- Problem to solve -
Every line of the entries below that mentions "based" is to be copied out.

- Dataset extract -

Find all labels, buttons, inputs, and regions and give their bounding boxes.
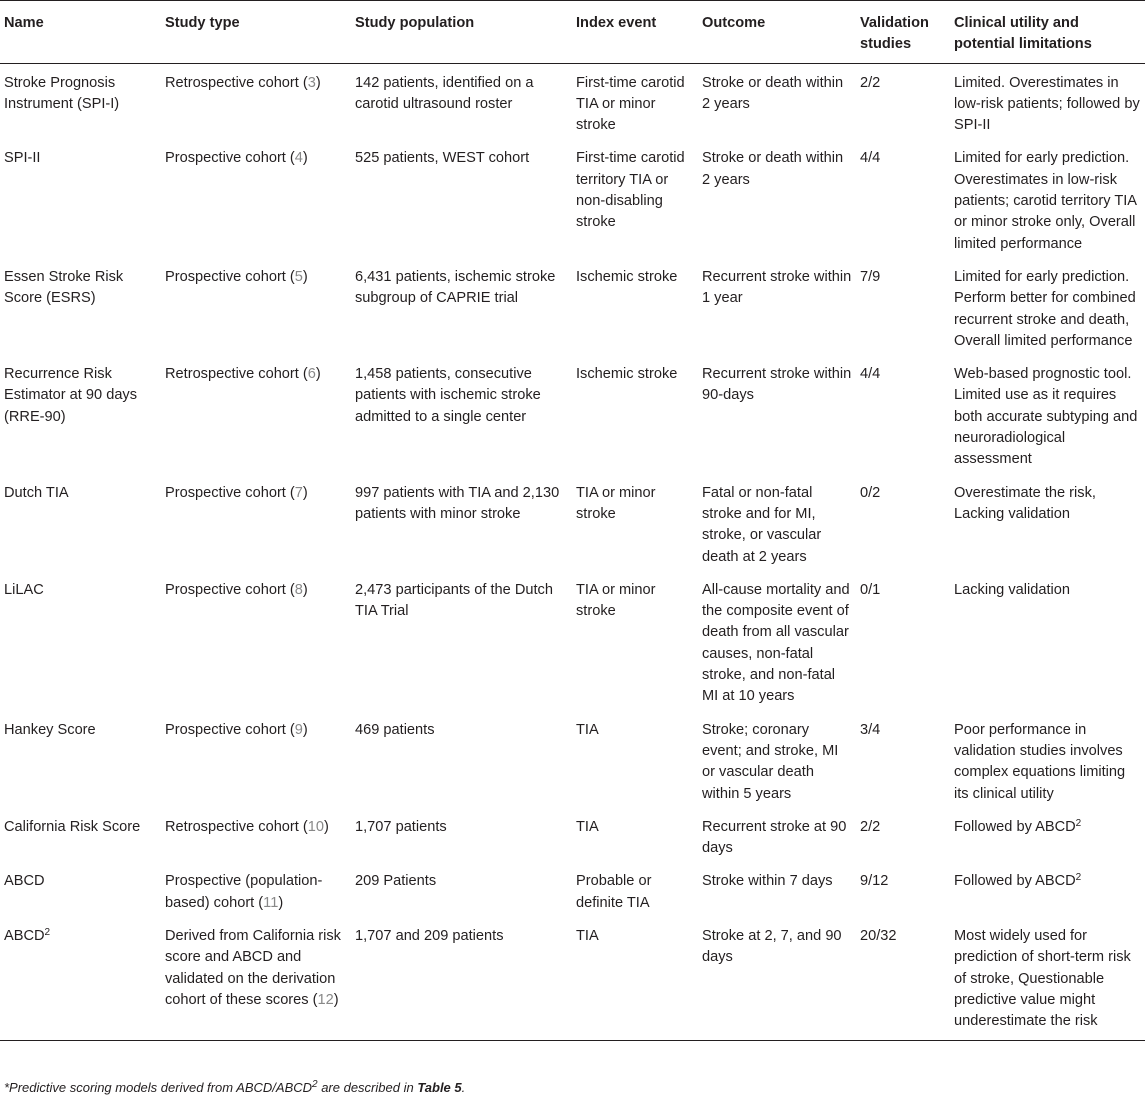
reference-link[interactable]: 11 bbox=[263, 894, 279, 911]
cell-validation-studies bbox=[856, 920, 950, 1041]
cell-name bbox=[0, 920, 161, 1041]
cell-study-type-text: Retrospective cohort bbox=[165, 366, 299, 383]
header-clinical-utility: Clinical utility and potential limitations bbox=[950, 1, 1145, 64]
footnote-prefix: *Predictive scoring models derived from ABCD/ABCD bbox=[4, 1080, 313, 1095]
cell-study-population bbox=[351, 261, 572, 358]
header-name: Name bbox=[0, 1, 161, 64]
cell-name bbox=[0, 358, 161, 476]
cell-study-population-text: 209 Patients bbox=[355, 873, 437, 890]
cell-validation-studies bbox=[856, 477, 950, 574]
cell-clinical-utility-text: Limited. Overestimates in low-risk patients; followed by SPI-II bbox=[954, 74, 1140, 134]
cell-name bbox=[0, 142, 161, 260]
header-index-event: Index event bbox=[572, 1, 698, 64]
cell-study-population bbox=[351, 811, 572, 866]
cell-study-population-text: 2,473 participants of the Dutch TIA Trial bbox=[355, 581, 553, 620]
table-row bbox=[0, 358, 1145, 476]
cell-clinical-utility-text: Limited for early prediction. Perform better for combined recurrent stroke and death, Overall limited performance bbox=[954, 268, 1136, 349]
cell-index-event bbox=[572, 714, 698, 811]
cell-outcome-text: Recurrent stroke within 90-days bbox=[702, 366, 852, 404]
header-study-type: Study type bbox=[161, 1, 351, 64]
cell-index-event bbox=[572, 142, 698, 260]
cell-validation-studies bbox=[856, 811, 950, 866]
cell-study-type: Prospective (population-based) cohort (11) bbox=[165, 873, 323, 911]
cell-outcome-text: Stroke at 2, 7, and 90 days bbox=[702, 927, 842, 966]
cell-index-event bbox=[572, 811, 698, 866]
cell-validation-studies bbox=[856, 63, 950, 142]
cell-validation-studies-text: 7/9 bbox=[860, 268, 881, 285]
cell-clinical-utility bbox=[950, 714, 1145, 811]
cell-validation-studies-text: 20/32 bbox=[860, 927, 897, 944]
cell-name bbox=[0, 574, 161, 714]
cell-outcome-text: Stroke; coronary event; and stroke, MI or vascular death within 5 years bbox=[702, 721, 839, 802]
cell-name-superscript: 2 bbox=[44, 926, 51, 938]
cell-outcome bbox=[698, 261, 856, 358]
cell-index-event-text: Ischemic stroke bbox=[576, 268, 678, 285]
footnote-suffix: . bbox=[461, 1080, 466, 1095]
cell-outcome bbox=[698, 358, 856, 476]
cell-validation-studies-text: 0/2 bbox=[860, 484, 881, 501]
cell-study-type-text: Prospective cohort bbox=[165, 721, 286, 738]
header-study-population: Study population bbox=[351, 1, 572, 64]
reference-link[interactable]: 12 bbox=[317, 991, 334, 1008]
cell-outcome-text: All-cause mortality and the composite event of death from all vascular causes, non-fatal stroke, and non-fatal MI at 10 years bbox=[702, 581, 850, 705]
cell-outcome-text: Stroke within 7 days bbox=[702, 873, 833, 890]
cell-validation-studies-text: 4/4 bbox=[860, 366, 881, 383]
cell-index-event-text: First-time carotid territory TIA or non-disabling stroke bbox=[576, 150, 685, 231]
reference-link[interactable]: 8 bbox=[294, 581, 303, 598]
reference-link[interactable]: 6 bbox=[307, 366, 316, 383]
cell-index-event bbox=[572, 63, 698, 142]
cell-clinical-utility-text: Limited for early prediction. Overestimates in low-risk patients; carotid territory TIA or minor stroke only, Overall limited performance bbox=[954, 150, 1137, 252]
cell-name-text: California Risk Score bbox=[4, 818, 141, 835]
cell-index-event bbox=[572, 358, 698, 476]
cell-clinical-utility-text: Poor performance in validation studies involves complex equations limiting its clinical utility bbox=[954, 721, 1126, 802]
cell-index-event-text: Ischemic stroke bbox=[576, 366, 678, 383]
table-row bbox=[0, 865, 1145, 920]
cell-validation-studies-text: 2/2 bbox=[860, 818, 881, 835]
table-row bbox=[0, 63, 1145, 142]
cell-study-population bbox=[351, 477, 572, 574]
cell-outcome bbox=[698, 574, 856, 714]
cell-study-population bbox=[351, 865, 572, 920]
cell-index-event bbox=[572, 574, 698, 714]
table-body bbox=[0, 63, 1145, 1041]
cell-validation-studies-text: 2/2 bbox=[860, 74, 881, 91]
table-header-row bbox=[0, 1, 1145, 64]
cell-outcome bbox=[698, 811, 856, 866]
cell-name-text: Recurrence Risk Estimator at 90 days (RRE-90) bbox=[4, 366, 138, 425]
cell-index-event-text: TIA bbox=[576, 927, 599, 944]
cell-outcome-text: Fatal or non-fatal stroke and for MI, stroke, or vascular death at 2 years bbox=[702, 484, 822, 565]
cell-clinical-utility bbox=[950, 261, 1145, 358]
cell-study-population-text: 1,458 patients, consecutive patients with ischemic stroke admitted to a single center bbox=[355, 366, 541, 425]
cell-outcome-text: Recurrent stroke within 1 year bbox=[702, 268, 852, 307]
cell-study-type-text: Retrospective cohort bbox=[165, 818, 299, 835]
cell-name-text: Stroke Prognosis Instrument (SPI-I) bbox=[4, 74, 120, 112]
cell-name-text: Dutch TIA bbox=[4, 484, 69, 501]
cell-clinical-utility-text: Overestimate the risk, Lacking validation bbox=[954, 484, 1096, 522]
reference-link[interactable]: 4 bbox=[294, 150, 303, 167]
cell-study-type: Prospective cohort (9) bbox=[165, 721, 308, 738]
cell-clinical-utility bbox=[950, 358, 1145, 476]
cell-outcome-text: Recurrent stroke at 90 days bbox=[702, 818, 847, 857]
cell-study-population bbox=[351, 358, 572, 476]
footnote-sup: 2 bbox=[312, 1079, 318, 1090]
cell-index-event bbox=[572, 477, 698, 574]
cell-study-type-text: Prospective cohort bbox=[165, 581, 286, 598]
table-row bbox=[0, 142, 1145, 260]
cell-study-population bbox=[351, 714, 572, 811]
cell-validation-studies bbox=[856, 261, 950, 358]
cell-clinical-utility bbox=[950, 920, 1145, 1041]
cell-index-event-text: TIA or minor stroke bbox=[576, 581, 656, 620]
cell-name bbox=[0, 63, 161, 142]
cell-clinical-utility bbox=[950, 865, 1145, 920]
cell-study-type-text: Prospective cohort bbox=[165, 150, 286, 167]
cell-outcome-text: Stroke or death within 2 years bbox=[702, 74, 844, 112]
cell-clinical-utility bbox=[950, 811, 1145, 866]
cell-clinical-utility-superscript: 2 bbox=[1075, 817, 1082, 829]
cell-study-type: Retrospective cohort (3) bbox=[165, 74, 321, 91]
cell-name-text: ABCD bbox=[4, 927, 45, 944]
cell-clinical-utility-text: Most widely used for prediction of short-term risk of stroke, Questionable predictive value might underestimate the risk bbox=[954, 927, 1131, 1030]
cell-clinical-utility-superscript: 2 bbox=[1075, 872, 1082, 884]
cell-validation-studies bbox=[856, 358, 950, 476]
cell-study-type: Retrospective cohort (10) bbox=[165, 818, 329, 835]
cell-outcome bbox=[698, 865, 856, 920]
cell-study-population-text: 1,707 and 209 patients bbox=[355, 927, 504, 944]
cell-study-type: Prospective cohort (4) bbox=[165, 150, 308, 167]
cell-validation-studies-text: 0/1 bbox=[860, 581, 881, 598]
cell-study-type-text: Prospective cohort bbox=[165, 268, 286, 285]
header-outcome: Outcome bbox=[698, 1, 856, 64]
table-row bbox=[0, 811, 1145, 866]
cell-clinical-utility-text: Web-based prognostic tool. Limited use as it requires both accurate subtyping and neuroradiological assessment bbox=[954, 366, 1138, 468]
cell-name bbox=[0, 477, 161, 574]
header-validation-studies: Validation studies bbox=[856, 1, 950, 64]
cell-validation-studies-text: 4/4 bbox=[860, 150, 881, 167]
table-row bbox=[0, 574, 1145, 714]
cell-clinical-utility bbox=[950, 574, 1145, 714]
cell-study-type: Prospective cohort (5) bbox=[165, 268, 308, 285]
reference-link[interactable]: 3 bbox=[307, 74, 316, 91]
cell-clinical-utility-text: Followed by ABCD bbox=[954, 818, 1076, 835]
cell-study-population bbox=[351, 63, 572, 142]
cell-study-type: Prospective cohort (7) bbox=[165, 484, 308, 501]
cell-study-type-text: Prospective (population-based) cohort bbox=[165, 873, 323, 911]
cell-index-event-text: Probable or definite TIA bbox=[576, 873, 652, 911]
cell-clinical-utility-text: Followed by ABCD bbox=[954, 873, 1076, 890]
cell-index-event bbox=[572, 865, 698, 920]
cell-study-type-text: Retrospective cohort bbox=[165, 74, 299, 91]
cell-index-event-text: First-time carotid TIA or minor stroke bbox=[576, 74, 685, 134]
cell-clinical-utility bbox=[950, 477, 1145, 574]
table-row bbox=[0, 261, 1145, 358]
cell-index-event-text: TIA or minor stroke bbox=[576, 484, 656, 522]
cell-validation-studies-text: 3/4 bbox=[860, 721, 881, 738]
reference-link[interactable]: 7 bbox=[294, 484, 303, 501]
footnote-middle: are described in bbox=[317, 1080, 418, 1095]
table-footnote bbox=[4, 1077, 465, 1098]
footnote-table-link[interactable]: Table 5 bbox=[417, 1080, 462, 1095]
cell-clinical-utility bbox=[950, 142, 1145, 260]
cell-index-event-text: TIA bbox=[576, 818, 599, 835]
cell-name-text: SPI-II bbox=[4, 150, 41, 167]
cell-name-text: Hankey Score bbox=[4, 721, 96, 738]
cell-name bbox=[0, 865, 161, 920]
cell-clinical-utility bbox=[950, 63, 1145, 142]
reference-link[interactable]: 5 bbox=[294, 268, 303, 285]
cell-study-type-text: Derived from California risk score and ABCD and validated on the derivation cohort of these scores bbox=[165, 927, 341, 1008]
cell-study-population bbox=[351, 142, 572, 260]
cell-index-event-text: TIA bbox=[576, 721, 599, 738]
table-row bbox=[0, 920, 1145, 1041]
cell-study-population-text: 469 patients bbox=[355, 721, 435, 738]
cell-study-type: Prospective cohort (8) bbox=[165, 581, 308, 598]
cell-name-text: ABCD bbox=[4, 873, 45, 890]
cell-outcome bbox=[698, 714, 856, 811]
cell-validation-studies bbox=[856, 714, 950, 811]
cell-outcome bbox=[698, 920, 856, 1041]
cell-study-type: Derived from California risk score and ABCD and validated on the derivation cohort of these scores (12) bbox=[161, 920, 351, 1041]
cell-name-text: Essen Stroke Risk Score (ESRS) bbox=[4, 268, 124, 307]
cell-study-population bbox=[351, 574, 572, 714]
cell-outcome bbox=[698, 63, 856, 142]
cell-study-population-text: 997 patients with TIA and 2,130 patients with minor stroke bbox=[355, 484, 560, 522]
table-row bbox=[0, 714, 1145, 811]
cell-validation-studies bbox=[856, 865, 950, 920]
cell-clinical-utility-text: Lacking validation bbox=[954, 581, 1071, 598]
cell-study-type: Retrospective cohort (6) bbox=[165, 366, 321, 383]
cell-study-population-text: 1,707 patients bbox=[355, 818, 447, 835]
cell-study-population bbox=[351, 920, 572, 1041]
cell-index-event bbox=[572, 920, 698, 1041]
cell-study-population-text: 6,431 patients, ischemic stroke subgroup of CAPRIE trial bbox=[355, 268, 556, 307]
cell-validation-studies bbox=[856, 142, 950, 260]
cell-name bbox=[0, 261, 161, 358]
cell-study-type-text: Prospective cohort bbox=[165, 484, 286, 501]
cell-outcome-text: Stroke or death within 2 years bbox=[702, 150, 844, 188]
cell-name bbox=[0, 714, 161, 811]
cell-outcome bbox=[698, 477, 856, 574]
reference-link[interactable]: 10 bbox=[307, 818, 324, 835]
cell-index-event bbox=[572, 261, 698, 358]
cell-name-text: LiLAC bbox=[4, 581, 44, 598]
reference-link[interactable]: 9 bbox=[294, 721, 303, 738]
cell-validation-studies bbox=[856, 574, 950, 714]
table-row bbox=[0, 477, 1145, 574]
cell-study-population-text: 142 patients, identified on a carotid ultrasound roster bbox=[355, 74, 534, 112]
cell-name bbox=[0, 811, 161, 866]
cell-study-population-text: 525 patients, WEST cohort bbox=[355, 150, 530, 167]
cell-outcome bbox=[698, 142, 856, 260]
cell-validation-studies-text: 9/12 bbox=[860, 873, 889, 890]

--

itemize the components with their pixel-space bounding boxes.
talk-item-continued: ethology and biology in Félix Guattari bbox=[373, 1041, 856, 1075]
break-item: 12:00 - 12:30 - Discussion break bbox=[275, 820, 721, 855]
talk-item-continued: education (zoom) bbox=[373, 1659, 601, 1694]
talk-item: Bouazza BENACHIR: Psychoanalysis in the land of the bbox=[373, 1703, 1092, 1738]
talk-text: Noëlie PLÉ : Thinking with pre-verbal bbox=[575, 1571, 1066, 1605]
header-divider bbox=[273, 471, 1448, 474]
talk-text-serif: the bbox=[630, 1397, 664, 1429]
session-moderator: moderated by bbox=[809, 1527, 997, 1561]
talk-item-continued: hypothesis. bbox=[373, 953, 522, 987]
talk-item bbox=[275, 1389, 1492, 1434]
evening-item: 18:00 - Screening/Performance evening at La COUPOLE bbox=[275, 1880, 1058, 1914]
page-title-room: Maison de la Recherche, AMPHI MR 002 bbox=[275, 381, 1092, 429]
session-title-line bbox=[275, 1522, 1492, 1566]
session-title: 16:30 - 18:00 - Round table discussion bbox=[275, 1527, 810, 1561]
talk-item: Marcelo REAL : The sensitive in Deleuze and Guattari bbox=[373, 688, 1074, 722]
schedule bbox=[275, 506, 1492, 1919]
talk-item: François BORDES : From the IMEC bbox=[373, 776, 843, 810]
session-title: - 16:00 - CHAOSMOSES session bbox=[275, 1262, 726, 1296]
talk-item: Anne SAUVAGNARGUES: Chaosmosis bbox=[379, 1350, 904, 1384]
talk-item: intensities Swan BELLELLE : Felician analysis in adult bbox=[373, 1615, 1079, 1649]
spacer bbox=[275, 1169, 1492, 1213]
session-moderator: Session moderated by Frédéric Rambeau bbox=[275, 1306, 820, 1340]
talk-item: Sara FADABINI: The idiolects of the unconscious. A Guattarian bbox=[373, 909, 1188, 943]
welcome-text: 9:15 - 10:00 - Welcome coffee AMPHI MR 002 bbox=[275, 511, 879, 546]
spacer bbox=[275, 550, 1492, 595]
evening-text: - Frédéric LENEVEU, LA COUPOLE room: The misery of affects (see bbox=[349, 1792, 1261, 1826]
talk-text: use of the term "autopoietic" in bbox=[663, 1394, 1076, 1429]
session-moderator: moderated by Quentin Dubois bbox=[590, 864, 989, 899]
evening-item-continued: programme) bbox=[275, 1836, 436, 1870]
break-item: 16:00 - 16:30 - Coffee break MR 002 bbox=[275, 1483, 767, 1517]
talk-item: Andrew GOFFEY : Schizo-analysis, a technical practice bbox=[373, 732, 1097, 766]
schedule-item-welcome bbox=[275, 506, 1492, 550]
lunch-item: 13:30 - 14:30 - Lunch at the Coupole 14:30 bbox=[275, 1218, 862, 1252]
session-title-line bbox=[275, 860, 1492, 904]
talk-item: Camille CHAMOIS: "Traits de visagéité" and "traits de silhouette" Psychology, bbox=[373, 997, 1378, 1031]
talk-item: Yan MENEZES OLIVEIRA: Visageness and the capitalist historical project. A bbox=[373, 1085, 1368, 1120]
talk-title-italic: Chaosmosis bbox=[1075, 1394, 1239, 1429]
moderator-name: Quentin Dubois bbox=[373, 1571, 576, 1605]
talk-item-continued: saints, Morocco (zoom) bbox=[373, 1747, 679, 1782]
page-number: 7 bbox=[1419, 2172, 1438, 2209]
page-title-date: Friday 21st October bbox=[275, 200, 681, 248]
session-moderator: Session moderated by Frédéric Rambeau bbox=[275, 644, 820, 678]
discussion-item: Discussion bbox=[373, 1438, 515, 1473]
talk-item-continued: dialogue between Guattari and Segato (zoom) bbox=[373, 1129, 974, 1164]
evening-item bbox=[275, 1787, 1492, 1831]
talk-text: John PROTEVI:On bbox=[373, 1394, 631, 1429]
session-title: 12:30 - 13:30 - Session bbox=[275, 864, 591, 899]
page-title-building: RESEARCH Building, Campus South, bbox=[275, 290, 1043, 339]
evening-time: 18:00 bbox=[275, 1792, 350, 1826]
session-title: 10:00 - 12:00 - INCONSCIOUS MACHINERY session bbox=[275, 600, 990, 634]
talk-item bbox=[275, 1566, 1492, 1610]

- Expected answer -
cell-study-type: Prospective (population-based) cohort (11) bbox=[165, 873, 323, 911]
cell-clinical-utility-text: Web-based prognostic tool. Limited use as it requires both accurate subtyping and neuroradiological assessment bbox=[954, 366, 1138, 468]
cell-study-type-text: Prospective (population-based) cohort bbox=[165, 873, 323, 911]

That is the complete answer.